DIRECTIVE:
Filter the records below down to lines containing "Agriculture".

RECORDS FOR THE EXERCISE:
########

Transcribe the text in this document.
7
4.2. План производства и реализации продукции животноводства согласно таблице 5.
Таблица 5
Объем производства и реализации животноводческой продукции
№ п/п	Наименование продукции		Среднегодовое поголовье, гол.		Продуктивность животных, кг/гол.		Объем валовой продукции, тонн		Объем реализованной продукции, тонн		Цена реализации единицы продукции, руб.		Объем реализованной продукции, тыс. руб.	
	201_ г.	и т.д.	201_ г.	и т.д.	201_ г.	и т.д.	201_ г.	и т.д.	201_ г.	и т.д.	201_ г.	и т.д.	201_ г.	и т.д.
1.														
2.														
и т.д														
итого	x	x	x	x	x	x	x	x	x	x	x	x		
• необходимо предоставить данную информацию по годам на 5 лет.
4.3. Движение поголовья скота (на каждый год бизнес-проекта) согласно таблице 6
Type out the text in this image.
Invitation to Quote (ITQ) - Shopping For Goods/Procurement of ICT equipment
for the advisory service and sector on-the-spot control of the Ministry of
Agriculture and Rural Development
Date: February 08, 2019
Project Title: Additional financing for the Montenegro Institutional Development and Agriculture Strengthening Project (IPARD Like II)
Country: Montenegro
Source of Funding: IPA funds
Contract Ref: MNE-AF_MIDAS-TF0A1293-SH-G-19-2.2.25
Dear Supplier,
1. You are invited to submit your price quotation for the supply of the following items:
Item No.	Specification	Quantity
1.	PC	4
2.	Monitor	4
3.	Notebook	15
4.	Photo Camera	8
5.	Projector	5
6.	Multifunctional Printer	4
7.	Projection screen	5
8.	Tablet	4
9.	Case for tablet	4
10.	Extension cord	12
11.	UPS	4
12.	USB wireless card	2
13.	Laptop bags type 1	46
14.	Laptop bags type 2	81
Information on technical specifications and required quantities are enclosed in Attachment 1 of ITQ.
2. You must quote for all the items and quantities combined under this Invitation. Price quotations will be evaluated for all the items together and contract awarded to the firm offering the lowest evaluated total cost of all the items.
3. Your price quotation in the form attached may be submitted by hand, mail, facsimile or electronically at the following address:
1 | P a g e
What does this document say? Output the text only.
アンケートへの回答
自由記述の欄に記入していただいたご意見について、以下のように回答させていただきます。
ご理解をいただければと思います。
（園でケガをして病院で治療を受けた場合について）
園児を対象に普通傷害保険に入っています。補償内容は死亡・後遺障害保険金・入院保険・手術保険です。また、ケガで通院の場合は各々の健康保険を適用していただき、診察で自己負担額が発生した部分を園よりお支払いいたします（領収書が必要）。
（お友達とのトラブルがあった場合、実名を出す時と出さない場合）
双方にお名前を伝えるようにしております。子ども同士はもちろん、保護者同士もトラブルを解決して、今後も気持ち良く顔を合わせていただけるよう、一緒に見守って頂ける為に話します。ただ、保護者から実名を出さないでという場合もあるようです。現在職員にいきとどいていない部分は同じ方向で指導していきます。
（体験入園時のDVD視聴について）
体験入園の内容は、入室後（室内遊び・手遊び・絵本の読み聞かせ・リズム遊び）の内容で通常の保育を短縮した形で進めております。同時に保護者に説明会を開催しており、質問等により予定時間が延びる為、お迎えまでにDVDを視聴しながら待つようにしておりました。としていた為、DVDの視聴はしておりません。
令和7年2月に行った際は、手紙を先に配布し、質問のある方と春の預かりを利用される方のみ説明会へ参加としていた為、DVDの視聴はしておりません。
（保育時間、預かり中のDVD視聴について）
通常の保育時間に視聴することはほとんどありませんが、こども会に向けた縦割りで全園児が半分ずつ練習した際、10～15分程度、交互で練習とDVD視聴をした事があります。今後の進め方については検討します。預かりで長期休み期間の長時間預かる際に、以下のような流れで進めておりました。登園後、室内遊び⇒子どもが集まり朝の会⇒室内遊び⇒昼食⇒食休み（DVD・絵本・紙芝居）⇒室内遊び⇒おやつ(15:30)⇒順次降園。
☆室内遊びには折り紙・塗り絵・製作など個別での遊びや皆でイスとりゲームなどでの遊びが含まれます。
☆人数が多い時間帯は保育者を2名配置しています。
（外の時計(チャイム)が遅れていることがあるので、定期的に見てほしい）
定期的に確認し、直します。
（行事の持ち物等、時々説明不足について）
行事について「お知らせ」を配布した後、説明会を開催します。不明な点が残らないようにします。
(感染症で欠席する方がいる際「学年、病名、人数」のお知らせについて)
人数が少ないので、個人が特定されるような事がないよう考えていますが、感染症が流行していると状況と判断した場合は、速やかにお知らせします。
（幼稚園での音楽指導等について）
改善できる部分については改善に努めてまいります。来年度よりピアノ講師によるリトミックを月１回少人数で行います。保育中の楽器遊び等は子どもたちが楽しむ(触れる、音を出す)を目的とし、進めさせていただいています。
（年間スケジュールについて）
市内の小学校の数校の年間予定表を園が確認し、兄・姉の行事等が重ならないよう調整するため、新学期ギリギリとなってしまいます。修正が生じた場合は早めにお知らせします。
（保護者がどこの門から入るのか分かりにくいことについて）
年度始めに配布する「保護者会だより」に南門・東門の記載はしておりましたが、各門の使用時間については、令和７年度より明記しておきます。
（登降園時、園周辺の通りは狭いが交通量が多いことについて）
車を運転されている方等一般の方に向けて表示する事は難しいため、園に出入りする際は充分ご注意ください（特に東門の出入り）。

########

COMPLETE RESPONSE:
Agriculture and Rural Development
Project Title: Additional financing for the Montenegro Institutional Development and Agriculture Strengthening Project (IPARD Like II)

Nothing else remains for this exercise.